> QUESTIONS TO ANSWER:
1. In the spondylolysis text below, decide whether each statement agrees with it: (a) pain is the most common symptom of spondylolysis and spondylolisthesis; (b) studies show that patients with spondylolysis are usually highly symptomatic; (c) bilateral oblique views are especially useful for seeing the pars interarticularis defect. Answer yes or no for each and quote the deciding words.
2. From the spondylolysis text below, reproduce the passage that begins at the words "These pain mechanisms" and stops after the words "may be seen.", keeping every character unchanged.

> PAGE TEXT:

Pain is the most common symptom of spondylolysis and spondylolisthesis. Pain may originate in the area of lysis or may arise from other structures that have been affected by secondary changes of lysis or spondylolisthesis, such as degenerative change in the disk, facet-joint arthropathy, and ligamentous sprain or strain.
In addition, pain may arise from neural involvement, which may be from the spinal canal stenosis that can occur in high grades of spondylolisthesis. In this situation, an intact neural arch slides forward, narrowing the spinal canal and compressing the cauda equina. Clinical features of spinal claudication may ensue.
Alternatively, as the neural arch slides forward, the inferior articular process of the slipping vertebra can impinge on the nerve roots in the lateral recess of the spinal canal and cause clinical findings of radiculopathy. Typically, this may involve the L5 or S1 nerve roots.
These pain mechanisms are common to all etiologies of spondylolisthesis. However, studies show that patients with spondylolysis are relatively asymptomatic (Fredrickson, 1984). When a symptomatic adolescent is evaluated, other causes of pain should be considered; these include infection, neoplasm, osteoid osteoma, and disk herniation. Indeed, the same findings may hold true for mild grades of spondylolisthesis.
Preferred Examination: Lateral and anteroposterior plain radiographs of the lumbar spine should be obtained in patients with complaints of back pain. The lateral view is useful in detecting spondylolisthesis. The lateral view may demonstrate the pars defect, and bilateral oblique views are especially useful to visualize the pars interarticularis defect, which has the appearance of a Scottie dog with a collar (see Images 3-6). An elongated pars also may be seen.

> RECORD EXCERPTS:

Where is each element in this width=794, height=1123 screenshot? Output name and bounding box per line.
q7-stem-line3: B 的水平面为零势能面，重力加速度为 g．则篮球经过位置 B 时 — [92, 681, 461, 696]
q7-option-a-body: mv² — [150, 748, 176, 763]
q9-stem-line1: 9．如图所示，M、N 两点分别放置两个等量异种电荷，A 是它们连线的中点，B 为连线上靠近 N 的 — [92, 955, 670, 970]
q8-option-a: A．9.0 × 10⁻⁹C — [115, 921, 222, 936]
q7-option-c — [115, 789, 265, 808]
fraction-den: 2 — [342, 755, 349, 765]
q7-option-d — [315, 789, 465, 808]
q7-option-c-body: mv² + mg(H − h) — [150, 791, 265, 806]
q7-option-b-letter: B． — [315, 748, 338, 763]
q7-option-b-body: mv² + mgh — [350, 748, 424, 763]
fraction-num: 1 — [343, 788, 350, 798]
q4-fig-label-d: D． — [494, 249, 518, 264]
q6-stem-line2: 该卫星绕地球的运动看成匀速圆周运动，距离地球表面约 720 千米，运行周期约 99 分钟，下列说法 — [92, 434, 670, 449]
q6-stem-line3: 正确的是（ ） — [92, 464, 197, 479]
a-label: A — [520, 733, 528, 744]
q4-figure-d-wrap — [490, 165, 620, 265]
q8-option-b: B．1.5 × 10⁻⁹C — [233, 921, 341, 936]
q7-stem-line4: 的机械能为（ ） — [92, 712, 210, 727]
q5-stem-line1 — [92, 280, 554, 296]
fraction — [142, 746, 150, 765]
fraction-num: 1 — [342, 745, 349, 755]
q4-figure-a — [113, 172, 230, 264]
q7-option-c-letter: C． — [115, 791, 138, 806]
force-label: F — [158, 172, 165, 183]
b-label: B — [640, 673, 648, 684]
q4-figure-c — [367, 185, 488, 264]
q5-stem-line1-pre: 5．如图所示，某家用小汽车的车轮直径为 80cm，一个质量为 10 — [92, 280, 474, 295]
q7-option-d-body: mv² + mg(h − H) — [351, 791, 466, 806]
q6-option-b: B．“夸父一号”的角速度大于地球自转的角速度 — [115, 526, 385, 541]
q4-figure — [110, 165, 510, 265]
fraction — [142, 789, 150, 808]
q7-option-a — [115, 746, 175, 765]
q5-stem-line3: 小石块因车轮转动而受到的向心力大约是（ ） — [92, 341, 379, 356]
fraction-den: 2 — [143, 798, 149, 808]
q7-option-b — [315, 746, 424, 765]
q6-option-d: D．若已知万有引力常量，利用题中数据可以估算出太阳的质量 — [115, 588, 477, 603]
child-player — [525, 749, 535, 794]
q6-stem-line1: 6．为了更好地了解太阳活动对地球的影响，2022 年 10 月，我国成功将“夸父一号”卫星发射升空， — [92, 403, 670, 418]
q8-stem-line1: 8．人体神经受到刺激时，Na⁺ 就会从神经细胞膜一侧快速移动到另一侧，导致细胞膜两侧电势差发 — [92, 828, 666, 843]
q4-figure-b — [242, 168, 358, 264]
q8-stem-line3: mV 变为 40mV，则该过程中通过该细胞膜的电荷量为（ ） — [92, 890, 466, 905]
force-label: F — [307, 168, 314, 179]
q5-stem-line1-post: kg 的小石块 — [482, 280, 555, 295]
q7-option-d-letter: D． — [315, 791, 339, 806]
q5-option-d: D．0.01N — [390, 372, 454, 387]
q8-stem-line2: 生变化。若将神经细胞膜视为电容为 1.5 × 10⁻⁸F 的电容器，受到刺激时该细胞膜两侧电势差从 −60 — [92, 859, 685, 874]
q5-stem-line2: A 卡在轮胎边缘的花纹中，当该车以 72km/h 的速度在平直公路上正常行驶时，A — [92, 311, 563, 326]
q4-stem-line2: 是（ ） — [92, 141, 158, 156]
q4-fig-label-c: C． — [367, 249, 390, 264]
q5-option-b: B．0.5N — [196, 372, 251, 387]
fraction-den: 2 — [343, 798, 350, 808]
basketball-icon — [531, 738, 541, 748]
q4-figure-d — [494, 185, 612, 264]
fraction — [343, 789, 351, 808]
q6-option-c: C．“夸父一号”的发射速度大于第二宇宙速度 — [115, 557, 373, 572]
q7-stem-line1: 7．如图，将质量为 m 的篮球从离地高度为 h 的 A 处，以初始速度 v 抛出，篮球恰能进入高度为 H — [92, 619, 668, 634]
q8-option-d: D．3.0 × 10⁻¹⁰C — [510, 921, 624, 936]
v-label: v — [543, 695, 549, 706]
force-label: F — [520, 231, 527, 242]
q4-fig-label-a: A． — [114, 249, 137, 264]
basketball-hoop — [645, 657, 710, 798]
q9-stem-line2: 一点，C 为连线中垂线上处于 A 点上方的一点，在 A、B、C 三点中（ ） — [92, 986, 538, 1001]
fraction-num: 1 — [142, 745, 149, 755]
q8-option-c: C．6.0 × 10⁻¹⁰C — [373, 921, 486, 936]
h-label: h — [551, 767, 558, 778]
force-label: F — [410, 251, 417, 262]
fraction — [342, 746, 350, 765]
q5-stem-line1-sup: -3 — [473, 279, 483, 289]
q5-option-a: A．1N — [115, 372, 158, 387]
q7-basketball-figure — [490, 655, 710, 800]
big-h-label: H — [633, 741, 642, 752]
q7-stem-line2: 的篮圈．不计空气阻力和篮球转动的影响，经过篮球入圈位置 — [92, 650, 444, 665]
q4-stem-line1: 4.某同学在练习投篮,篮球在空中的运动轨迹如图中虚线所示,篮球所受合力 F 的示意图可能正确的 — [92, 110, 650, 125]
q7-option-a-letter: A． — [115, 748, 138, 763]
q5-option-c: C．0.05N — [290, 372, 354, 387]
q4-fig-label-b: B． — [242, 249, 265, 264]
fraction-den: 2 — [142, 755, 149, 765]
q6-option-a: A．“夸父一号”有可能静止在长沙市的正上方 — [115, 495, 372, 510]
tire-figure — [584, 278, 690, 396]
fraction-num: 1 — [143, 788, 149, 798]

> PER-TASK ANSWERS:
1.
(a) Yes: "Pain is the most common symptom of spondylolysis and spondylolisthesis."
(b) No: "studies show that patients with spondylolysis are relatively asymptomatic"
(c) Yes: "bilateral oblique views are especially useful to visualize the pars interarticularis defect"

2.
These pain mechanisms are common to all etiologies of spondylolisthesis. However, studies show that patients with spondylolysis are relatively asymptomatic (Fredrickson, 1984). When a symptomatic adolescent is evaluated, other causes of pain should be considered; these include infection, neoplasm, osteoid osteoma, and disk herniation. Indeed, the same findings may hold true for mild grades of spondylolisthesis.
Preferred Examination: Lateral and anteroposterior plain radiographs of the lumbar spine should be obtained in patients with complaints of back pain. The lateral view is useful in detecting spondylolisthesis. The lateral view may demonstrate the pars defect, and bilateral oblique views are especially useful to visualize the pars interarticularis defect, which has the appearance of a Scottie dog with a collar (see Images 3-6). An elongated pars also may be seen.